Required task: Repeat exactly the lines from the line containing "Convert this chart" to the last line of the listing, including both.

Data for processing:
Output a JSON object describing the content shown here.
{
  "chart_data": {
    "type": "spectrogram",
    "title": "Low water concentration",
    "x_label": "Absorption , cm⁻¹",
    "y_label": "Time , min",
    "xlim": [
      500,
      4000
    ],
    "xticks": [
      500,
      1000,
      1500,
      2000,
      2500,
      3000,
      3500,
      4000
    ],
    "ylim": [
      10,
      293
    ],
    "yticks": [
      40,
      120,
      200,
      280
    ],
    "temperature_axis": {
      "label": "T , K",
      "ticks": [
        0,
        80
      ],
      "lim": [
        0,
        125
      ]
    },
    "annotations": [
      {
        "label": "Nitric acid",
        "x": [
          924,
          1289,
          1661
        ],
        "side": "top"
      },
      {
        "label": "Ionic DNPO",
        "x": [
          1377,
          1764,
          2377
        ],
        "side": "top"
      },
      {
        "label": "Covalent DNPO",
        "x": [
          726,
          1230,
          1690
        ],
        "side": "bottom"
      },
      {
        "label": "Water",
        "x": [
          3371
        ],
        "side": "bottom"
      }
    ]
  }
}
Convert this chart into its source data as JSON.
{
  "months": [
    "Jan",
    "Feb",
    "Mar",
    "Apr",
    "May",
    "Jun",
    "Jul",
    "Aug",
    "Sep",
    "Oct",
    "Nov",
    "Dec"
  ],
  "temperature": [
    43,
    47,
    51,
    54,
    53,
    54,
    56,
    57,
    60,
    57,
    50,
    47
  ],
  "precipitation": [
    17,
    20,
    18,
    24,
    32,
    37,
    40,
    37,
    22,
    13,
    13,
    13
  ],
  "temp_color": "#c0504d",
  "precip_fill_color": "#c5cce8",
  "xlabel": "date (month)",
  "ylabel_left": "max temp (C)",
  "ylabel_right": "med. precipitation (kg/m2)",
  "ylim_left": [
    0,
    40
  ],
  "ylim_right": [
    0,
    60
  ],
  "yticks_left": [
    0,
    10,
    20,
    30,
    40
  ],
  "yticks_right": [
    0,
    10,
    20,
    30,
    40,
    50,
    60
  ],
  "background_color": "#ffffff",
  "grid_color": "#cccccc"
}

Exercise answer:
Convert this chart into its source data as JSON.
{
  "months": [
    "Jan",
    "Feb",
    "Mar",
    "Apr",
    "May",
    "Jun",
    "Jul",
    "Aug",
    "Sep",
    "Oct",
    "Nov",
    "Dec"
  ],
  "temperature": [
    43,
    47,
    51,
    54,
    53,
    54,
    56,
    57,
    60,
    57,
    50,
    47
  ],
  "precipitation": [
    17,
    20,
    18,
    24,
    32,
    37,
    40,
    37,
    22,
    13,
    13,
    13
  ],
  "temp_color": "#c0504d",
  "precip_fill_color": "#c5cce8",
  "xlabel": "date (month)",
  "ylabel_left": "max temp (C)",
  "ylabel_right": "med. precipitation (kg/m2)",
  "ylim_left": [
    0,
    40
  ],
  "ylim_right": [
    0,
    60
  ],
  "yticks_left": [
    0,
    10,
    20,
    30,
    40
  ],
  "yticks_right": [
    0,
    10,
    20,
    30,
    40,
    50,
    60
  ],
  "background_color": "#ffffff",
  "grid_color": "#cccccc"
}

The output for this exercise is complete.